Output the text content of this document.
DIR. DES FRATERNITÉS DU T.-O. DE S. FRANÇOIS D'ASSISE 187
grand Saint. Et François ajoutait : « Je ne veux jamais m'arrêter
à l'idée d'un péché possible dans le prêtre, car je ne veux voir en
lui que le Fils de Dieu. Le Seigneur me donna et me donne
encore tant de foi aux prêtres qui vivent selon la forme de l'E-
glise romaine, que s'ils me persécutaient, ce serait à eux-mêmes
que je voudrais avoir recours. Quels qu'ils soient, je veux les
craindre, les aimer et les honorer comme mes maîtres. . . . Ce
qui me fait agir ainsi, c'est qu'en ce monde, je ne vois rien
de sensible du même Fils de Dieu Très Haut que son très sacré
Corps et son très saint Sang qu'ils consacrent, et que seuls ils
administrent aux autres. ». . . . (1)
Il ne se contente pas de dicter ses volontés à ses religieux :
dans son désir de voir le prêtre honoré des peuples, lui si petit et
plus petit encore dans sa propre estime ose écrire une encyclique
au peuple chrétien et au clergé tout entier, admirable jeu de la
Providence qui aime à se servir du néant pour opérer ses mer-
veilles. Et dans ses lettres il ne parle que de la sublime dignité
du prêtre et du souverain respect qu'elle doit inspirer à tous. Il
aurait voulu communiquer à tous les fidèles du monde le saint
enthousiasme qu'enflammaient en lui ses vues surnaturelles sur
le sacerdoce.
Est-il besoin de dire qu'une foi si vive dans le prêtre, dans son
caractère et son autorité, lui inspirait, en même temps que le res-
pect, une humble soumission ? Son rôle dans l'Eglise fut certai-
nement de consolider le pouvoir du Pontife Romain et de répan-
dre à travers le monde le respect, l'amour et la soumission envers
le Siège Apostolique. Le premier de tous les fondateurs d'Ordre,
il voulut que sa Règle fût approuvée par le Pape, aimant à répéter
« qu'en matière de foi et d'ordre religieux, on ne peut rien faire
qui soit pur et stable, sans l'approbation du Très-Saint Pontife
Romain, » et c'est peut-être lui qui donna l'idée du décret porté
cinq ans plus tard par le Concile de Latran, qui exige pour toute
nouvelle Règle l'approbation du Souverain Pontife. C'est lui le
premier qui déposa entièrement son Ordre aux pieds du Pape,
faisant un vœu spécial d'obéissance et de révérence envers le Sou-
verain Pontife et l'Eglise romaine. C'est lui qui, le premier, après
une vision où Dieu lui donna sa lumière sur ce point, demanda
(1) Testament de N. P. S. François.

---+---

Given problem: Each line of the listing should be echoed back exactly.

Exercise solution:
Output the text content of this document.
DIR. DES FRATERNITÉS DU T.-O. DE S. FRANÇOIS D'ASSISE 187
grand Saint. Et François ajoutait : « Je ne veux jamais m'arrêter
à l'idée d'un péché possible dans le prêtre, car je ne veux voir en
lui que le Fils de Dieu. Le Seigneur me donna et me donne
encore tant de foi aux prêtres qui vivent selon la forme de l'E-
glise romaine, que s'ils me persécutaient, ce serait à eux-mêmes
que je voudrais avoir recours. Quels qu'ils soient, je veux les
craindre, les aimer et les honorer comme mes maîtres. . . . Ce
qui me fait agir ainsi, c'est qu'en ce monde, je ne vois rien
de sensible du même Fils de Dieu Très Haut que son très sacré
Corps et son très saint Sang qu'ils consacrent, et que seuls ils
administrent aux autres. ». . . . (1)
Il ne se contente pas de dicter ses volontés à ses religieux :
dans son désir de voir le prêtre honoré des peuples, lui si petit et
plus petit encore dans sa propre estime ose écrire une encyclique
au peuple chrétien et au clergé tout entier, admirable jeu de la
Providence qui aime à se servir du néant pour opérer ses mer-
veilles. Et dans ses lettres il ne parle que de la sublime dignité
du prêtre et du souverain respect qu'elle doit inspirer à tous. Il
aurait voulu communiquer à tous les fidèles du monde le saint
enthousiasme qu'enflammaient en lui ses vues surnaturelles sur
le sacerdoce.
Est-il besoin de dire qu'une foi si vive dans le prêtre, dans son
caractère et son autorité, lui inspirait, en même temps que le res-
pect, une humble soumission ? Son rôle dans l'Eglise fut certai-
nement de consolider le pouvoir du Pontife Romain et de répan-
dre à travers le monde le respect, l'amour et la soumission envers
le Siège Apostolique. Le premier de tous les fondateurs d'Ordre,
il voulut que sa Règle fût approuvée par le Pape, aimant à répéter
« qu'en matière de foi et d'ordre religieux, on ne peut rien faire
qui soit pur et stable, sans l'approbation du Très-Saint Pontife
Romain, » et c'est peut-être lui qui donna l'idée du décret porté
cinq ans plus tard par le Concile de Latran, qui exige pour toute
nouvelle Règle l'approbation du Souverain Pontife. C'est lui le
premier qui déposa entièrement son Ordre aux pieds du Pape,
faisant un vœu spécial d'obéissance et de révérence envers le Sou-
verain Pontife et l'Eglise romaine. C'est lui qui, le premier, après
une vision où Dieu lui donna sa lumière sur ce point, demanda
(1) Testament de N. P. S. François.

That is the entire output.